→ **WORK TO BE COMPLETED**: How many lines in the listing below contain the string "editor"? Reply with the number alone.
Start of DATA FOR THIS TASK
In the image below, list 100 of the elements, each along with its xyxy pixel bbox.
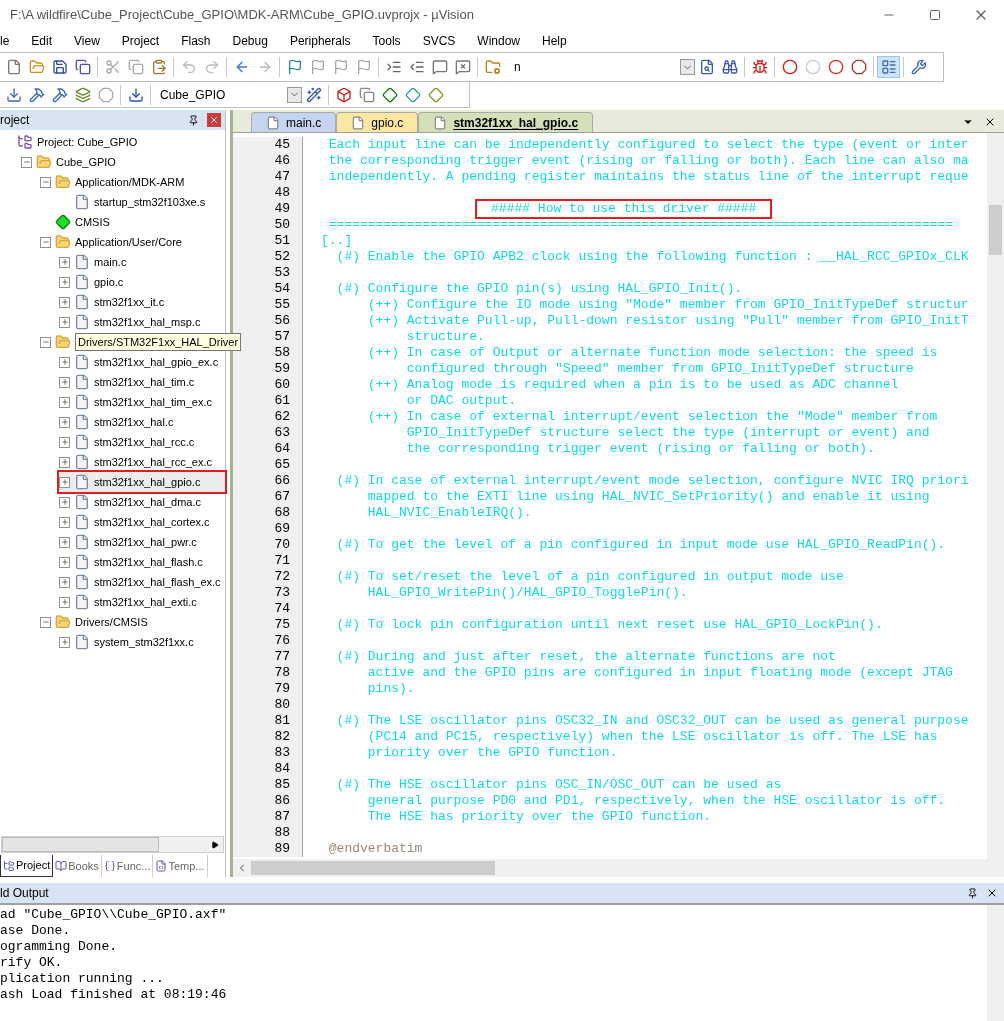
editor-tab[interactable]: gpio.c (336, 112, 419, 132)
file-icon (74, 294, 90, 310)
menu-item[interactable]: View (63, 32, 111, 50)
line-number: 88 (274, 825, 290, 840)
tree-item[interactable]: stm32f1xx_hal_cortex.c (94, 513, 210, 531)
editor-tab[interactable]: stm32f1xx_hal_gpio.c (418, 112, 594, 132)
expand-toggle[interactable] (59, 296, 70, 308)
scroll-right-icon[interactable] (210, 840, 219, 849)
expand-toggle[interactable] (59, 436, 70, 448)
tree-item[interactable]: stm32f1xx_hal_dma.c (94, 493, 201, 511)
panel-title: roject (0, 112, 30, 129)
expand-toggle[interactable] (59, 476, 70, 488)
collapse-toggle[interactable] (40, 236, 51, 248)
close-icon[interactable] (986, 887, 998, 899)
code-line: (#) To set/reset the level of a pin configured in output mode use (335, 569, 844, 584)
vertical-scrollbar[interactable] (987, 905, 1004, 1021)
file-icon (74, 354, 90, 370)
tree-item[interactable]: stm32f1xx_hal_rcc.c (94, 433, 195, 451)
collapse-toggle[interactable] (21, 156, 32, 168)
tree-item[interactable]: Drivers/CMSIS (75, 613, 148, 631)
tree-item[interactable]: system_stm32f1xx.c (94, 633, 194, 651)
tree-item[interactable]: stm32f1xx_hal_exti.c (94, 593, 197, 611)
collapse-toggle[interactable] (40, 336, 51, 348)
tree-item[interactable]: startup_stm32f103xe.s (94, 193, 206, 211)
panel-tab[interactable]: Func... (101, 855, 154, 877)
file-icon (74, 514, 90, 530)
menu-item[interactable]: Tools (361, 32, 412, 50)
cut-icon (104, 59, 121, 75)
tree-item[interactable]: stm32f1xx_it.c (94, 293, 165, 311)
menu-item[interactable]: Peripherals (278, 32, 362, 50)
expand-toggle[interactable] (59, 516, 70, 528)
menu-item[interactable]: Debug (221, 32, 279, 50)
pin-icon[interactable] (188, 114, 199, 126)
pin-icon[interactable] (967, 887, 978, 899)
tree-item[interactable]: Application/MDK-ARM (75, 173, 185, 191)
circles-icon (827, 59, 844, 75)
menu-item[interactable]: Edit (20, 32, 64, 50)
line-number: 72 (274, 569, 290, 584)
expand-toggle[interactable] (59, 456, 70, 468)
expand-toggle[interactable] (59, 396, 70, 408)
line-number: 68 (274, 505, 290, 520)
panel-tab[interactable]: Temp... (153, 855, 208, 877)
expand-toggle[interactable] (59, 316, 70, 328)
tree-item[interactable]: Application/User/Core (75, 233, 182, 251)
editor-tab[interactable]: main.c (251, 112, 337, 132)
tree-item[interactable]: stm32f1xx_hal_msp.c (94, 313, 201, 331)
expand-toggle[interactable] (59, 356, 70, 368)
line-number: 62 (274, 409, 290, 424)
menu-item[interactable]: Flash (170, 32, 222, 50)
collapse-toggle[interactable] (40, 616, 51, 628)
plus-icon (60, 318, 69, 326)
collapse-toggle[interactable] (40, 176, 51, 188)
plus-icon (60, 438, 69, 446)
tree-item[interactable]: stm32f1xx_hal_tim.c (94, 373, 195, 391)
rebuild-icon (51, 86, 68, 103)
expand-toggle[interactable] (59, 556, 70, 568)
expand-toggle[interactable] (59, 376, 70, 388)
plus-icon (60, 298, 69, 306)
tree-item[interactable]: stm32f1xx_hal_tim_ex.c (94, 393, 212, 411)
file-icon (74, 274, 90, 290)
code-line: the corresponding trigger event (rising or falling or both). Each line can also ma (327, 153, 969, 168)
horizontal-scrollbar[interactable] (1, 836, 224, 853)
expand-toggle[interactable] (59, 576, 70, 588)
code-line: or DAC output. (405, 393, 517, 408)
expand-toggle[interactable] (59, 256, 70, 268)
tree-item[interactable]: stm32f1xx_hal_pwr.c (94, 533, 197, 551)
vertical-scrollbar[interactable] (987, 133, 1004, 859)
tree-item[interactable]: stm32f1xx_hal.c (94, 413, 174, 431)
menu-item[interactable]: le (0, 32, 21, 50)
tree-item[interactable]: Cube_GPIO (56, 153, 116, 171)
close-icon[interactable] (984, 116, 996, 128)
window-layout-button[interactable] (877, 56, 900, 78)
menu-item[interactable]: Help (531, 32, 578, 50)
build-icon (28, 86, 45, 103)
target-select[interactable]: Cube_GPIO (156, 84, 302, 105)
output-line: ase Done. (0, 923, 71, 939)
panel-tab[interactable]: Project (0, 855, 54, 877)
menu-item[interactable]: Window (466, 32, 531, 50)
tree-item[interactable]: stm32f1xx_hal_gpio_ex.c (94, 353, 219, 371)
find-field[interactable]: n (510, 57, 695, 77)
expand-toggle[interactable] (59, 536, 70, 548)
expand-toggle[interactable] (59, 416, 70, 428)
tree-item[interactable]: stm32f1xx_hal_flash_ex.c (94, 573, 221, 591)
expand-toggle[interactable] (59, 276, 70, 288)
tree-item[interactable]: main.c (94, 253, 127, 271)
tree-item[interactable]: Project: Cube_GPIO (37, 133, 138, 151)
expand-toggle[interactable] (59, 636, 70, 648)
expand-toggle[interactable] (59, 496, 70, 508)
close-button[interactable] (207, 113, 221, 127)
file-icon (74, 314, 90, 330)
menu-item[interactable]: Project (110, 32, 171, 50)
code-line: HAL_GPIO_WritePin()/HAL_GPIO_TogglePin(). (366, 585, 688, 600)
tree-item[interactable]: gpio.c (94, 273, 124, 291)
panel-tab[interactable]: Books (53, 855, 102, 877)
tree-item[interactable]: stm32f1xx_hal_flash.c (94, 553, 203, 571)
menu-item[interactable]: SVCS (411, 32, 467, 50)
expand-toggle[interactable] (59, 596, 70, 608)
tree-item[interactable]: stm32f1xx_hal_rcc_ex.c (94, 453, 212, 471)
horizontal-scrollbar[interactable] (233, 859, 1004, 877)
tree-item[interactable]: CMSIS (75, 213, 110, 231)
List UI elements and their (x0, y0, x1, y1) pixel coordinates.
End of DATA FOR THIS TASK
→ **SOLUTION BELOW**: 3